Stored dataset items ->
<<<<

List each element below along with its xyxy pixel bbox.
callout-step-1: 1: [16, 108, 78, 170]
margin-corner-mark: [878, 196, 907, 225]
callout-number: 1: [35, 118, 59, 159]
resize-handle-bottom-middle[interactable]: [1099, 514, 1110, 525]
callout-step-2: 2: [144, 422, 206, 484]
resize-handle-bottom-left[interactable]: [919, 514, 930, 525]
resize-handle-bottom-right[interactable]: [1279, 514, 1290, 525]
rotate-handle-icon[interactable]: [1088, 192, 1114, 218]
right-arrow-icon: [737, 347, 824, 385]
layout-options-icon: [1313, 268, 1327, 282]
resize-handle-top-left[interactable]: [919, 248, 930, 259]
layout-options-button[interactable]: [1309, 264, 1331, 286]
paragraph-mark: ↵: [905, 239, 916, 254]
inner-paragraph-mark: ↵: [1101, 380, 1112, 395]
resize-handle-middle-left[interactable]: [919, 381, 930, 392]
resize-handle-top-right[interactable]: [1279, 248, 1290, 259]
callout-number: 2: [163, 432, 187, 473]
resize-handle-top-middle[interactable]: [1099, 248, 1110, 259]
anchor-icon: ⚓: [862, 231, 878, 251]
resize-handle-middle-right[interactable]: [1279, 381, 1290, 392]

>>>>

Exercise task -> Reproduce each line of the items above verbatim.

Written solution ->
List each element below along with its xyxy pixel bbox.
callout-step-1: 1: [16, 108, 78, 170]
margin-corner-mark: [878, 196, 907, 225]
callout-number: 1: [35, 118, 59, 159]
resize-handle-bottom-middle[interactable]: [1099, 514, 1110, 525]
callout-step-2: 2: [144, 422, 206, 484]
resize-handle-bottom-left[interactable]: [919, 514, 930, 525]
resize-handle-bottom-right[interactable]: [1279, 514, 1290, 525]
rotate-handle-icon[interactable]: [1088, 192, 1114, 218]
right-arrow-icon: [737, 347, 824, 385]
layout-options-icon: [1313, 268, 1327, 282]
resize-handle-top-left[interactable]: [919, 248, 930, 259]
layout-options-button[interactable]: [1309, 264, 1331, 286]
paragraph-mark: ↵: [905, 239, 916, 254]
inner-paragraph-mark: ↵: [1101, 380, 1112, 395]
resize-handle-middle-left[interactable]: [919, 381, 930, 392]
resize-handle-top-right[interactable]: [1279, 248, 1290, 259]
callout-number: 2: [163, 432, 187, 473]
resize-handle-top-middle[interactable]: [1099, 248, 1110, 259]
anchor-icon: ⚓: [862, 231, 878, 251]
resize-handle-middle-right[interactable]: [1279, 381, 1290, 392]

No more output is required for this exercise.